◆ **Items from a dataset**
====

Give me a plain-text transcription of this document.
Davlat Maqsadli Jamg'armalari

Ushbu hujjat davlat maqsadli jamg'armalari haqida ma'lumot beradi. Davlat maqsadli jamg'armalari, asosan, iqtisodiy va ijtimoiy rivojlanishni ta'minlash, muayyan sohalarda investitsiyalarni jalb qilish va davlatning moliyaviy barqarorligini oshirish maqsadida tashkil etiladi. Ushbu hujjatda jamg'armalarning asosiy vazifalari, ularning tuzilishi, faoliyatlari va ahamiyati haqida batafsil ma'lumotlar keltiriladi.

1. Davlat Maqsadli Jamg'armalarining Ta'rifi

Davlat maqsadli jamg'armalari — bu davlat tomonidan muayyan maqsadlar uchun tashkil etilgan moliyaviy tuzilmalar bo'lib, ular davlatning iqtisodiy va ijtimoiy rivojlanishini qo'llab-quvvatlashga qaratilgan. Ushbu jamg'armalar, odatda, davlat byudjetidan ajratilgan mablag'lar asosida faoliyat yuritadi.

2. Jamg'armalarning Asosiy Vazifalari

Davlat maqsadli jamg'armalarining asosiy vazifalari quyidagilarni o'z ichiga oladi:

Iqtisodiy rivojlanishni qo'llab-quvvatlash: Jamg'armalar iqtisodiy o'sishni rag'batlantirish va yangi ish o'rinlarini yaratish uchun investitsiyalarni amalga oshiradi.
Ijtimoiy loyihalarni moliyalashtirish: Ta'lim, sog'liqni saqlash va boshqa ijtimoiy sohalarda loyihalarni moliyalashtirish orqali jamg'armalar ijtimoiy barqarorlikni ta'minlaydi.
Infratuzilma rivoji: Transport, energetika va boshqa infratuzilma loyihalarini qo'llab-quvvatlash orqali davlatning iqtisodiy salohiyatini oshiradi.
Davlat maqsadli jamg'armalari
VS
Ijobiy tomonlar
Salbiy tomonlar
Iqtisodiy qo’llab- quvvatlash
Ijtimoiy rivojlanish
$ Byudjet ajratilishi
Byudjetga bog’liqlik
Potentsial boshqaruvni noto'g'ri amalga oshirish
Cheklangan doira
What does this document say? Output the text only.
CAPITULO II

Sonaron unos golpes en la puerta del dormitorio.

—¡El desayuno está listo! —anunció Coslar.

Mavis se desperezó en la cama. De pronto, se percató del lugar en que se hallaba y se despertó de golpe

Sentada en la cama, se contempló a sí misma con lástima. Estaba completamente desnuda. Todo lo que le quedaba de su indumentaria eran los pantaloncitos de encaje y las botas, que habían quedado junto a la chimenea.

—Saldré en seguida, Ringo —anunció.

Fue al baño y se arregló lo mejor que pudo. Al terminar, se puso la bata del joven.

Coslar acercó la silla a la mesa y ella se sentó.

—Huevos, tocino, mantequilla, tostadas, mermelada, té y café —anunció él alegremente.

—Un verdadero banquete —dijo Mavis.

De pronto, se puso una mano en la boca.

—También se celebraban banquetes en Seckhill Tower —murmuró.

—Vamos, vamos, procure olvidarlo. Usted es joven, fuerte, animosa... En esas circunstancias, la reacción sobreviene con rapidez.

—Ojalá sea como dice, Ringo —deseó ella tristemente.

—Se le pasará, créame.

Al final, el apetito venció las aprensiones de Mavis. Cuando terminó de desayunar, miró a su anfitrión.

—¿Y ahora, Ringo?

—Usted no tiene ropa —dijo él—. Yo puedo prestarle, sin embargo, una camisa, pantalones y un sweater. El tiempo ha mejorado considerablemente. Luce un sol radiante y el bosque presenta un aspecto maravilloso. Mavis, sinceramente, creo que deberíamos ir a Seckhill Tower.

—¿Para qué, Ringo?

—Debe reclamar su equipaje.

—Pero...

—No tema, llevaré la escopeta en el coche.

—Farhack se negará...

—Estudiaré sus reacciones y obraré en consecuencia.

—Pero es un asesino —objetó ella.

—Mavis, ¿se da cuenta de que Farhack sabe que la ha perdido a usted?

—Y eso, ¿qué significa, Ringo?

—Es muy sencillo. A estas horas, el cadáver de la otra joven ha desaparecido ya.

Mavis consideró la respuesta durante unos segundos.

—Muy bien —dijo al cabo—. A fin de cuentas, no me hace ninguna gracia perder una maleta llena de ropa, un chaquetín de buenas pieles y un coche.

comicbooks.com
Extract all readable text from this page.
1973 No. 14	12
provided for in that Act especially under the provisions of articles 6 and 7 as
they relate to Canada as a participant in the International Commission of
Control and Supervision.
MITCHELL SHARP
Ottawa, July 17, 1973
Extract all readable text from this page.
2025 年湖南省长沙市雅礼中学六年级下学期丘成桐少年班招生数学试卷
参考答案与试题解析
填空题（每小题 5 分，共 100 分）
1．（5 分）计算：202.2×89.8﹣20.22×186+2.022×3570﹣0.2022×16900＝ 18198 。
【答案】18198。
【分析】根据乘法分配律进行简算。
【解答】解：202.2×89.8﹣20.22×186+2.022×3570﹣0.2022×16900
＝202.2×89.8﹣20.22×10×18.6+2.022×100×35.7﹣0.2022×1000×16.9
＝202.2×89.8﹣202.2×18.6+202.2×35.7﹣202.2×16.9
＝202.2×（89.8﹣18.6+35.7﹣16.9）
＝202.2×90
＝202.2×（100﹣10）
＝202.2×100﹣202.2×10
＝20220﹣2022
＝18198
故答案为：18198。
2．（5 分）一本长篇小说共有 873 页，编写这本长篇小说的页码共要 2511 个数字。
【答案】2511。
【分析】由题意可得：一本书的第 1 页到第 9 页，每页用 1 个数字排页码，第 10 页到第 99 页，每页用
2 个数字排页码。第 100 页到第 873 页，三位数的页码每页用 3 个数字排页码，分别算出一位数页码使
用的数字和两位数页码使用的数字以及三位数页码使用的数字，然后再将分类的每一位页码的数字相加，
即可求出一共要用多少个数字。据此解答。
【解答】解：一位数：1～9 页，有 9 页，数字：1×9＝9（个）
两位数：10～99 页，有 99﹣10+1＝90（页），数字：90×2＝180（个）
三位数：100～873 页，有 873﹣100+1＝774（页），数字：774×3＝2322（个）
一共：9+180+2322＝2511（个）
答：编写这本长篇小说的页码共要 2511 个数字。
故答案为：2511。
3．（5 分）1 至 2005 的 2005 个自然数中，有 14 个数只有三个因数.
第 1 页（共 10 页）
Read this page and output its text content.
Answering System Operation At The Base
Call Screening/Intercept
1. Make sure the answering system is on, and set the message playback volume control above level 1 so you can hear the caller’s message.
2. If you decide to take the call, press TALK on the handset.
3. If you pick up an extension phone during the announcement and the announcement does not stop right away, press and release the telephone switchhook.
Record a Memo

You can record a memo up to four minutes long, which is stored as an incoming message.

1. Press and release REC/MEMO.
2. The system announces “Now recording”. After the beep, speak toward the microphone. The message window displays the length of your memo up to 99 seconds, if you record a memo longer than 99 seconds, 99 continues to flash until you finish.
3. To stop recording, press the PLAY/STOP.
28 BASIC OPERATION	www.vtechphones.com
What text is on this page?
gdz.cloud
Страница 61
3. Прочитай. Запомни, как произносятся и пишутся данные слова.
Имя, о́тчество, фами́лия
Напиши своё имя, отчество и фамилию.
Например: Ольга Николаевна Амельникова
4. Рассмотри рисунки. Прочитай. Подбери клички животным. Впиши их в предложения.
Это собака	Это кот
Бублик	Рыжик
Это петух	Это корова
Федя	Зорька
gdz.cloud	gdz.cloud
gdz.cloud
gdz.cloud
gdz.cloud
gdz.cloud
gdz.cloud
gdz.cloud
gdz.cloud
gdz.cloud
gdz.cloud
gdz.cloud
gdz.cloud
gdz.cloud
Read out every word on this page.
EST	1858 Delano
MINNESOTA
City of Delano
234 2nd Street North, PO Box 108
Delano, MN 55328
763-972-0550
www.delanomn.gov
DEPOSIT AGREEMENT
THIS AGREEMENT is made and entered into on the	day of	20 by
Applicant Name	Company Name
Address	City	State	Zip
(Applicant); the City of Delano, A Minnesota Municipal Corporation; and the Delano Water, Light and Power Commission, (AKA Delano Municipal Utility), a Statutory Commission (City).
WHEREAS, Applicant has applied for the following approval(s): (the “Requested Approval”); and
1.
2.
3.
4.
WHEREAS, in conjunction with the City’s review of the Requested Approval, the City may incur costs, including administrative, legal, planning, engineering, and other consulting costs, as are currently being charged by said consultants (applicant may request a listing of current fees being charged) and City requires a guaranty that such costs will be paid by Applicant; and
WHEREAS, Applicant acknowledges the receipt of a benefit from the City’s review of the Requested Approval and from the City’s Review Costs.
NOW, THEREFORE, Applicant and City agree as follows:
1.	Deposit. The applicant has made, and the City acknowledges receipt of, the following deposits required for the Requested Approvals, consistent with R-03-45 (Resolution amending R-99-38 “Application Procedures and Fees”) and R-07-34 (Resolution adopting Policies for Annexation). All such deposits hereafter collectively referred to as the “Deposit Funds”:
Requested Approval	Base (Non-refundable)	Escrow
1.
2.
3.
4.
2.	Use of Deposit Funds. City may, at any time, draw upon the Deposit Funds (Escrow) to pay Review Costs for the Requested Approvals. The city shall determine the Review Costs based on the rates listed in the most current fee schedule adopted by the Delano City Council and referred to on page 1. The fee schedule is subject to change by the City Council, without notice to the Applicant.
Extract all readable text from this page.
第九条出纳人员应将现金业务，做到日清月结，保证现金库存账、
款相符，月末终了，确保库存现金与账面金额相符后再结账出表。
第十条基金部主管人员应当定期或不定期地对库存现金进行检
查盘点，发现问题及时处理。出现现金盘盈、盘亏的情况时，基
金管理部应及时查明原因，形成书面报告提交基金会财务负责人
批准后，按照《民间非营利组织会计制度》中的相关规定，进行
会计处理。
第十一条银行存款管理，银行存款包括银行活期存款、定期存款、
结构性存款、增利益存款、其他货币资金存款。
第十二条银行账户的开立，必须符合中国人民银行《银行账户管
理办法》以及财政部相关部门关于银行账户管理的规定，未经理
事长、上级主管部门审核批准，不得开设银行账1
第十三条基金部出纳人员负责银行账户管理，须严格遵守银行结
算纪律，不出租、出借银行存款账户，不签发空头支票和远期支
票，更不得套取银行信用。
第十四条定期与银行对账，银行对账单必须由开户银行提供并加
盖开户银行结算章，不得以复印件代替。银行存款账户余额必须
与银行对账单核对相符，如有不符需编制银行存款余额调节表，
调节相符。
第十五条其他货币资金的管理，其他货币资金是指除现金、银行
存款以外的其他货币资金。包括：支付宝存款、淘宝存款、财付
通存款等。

====

◆ **Exercise aim**
Write the number of lines containing the word "Ringo" and nothing besides it.

◆ **Reply**
5